** Begin Entries provided **
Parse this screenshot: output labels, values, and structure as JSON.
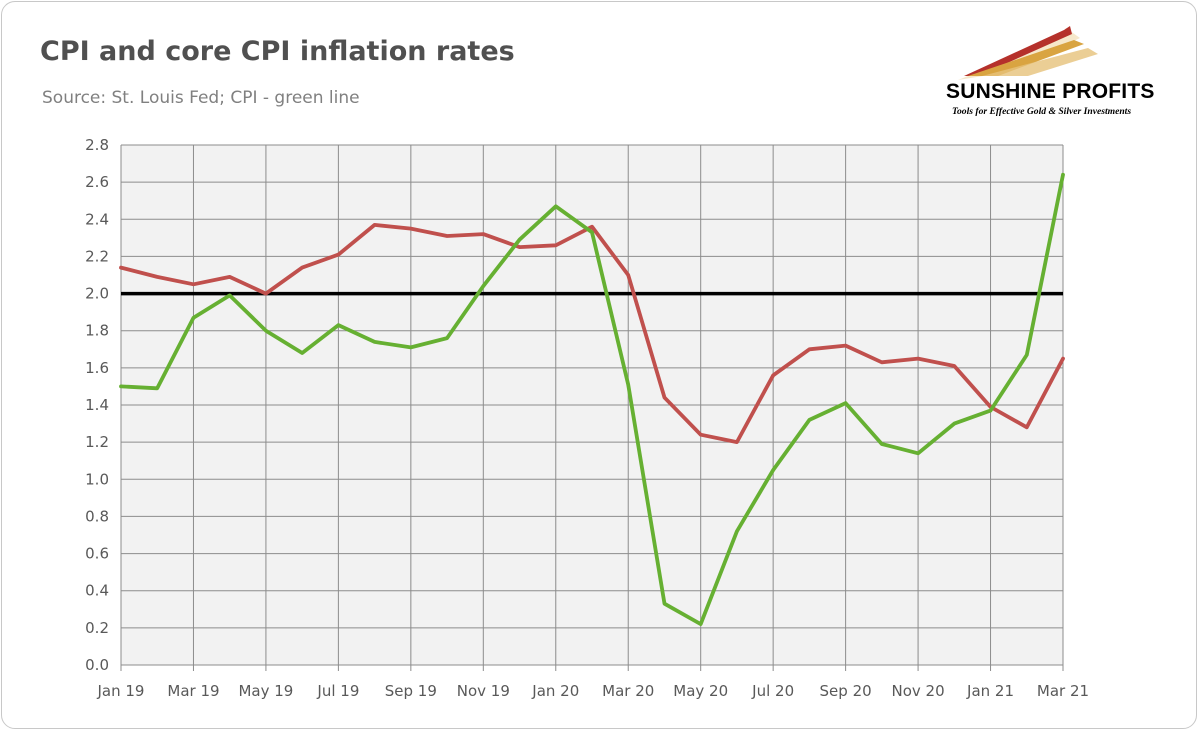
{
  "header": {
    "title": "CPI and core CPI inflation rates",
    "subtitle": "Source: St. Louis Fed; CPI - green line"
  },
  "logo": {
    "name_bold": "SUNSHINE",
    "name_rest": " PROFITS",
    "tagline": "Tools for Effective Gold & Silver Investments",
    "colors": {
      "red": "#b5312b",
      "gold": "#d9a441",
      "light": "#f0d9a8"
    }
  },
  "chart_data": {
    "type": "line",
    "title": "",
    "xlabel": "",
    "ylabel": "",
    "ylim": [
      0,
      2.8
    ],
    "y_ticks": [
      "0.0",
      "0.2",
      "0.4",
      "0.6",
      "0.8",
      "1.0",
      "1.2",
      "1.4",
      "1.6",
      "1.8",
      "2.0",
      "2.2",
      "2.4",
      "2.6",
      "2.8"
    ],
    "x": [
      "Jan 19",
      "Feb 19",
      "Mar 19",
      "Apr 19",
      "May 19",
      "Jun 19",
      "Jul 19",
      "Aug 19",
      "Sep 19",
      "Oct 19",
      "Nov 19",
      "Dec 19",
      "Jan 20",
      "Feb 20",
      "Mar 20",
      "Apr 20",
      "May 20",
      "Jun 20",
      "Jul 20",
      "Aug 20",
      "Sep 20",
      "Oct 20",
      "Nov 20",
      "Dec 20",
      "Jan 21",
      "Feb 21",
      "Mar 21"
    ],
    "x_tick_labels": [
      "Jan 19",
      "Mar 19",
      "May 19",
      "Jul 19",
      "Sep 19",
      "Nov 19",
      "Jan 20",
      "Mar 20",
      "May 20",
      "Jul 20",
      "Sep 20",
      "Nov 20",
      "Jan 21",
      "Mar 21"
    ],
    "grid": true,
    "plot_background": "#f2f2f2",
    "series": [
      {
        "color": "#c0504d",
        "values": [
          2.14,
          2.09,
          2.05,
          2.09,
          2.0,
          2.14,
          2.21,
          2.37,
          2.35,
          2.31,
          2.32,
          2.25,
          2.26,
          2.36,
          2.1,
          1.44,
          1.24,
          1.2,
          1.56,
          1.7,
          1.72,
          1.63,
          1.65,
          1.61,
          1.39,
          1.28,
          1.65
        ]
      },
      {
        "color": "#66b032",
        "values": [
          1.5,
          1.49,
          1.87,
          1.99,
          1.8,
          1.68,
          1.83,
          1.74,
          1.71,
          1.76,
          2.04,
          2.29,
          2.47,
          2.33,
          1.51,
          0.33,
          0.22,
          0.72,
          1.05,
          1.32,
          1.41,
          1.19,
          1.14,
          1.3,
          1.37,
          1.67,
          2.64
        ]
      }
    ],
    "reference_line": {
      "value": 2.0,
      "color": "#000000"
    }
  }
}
** End Entries provided **
** Begin Entries provided **
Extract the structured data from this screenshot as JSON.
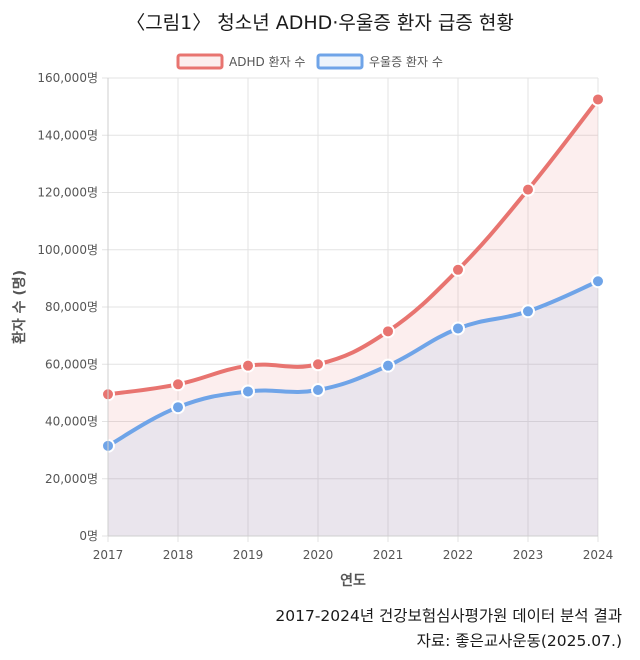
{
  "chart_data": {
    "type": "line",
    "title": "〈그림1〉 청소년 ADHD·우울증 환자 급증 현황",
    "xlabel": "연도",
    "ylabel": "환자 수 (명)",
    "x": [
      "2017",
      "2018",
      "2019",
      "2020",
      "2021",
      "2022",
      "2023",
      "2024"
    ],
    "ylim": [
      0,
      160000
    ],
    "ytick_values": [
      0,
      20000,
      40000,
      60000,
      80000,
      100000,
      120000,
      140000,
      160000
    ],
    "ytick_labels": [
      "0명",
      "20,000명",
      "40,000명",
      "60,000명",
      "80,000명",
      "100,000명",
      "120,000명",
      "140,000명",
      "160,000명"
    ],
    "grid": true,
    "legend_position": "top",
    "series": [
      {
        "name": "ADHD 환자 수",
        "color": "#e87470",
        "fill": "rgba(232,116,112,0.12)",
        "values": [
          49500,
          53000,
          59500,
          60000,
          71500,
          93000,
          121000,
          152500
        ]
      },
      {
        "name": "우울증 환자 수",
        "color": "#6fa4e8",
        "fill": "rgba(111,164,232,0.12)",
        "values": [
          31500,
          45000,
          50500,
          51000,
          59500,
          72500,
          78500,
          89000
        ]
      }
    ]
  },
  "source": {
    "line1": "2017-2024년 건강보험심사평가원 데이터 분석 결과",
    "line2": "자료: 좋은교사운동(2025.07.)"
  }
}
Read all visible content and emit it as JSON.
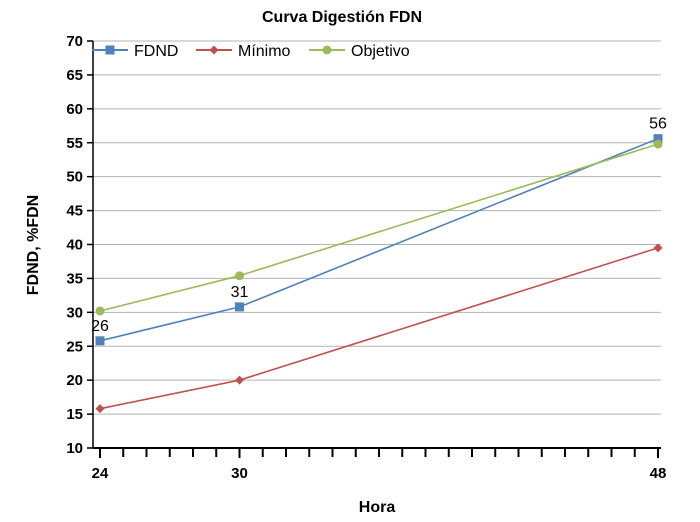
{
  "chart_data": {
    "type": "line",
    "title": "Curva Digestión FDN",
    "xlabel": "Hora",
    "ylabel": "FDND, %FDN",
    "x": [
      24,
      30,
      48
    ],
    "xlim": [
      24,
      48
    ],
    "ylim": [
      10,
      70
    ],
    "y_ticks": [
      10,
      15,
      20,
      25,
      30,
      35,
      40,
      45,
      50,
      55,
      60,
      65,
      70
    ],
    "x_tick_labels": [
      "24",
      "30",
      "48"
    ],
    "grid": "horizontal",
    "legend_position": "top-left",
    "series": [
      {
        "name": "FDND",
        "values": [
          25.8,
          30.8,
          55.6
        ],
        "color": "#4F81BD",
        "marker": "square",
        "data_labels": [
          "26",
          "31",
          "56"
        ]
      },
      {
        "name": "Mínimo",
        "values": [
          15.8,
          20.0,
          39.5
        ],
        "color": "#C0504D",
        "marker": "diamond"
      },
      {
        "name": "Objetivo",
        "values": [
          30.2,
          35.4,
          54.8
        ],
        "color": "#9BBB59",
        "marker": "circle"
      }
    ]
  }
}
** End Entries provided **
** Begin Entries provided **
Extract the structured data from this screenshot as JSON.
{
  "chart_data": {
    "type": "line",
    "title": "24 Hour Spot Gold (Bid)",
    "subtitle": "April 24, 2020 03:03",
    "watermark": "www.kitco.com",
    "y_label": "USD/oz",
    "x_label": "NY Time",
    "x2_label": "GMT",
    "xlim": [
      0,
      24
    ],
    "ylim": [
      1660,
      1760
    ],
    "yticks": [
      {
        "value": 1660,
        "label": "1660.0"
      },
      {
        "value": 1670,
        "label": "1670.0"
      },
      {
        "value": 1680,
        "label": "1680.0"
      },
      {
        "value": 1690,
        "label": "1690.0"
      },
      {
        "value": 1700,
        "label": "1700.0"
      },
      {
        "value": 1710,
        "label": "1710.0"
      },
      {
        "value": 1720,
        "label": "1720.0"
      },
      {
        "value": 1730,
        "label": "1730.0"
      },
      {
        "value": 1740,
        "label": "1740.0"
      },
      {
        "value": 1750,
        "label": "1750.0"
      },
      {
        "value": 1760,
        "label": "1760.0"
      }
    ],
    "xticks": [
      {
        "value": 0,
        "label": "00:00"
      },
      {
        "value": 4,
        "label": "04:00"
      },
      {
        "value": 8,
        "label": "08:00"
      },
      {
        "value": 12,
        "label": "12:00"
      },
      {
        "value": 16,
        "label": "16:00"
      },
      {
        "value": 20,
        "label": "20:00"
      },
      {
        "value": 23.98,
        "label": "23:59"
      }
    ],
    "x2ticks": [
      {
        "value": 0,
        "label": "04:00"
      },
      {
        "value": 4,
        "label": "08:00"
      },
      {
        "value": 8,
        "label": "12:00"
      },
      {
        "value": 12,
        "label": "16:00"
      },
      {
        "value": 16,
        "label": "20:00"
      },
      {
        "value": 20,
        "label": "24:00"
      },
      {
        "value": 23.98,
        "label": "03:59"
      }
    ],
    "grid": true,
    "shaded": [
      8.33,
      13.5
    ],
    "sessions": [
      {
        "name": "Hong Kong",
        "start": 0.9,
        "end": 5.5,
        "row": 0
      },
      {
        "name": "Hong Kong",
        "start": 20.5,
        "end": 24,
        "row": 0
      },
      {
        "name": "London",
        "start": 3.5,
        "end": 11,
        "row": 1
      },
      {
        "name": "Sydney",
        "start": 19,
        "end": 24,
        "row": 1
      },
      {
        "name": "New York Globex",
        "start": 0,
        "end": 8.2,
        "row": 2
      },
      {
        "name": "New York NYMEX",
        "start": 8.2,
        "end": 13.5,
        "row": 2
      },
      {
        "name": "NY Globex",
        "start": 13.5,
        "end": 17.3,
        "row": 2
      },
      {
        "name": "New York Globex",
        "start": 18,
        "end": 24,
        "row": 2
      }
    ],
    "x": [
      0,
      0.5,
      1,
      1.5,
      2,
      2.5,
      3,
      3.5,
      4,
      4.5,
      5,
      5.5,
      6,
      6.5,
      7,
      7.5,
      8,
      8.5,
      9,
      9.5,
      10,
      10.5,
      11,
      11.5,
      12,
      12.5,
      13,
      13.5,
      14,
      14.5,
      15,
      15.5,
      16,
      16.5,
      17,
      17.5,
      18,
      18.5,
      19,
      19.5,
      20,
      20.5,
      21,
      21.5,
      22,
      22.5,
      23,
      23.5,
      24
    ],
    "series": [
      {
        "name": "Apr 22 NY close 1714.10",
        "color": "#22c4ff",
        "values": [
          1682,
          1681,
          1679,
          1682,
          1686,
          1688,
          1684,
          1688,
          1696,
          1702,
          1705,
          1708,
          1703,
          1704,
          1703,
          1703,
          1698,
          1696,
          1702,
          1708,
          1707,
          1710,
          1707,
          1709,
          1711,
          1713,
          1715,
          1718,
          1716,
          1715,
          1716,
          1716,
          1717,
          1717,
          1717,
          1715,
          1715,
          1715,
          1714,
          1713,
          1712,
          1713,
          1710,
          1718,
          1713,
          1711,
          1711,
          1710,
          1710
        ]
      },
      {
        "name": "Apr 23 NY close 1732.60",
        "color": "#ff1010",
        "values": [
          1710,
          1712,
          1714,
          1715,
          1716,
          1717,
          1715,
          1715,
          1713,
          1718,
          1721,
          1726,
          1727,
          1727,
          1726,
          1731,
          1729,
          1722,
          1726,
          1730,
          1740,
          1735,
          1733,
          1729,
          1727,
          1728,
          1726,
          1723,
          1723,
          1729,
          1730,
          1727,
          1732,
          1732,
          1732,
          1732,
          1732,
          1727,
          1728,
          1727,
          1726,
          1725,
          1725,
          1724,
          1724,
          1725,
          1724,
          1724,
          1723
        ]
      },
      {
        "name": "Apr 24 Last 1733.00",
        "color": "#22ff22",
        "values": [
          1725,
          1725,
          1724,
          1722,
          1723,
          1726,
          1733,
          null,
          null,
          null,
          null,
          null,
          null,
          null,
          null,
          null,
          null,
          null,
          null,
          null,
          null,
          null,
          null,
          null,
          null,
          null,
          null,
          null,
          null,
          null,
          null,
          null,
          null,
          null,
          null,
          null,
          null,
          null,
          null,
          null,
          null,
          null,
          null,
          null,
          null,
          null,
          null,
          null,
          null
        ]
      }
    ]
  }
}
** End Entries provided **
Aim — From the material above, count the lines that include "marker" and give only the total.

Solution to this exercise — 3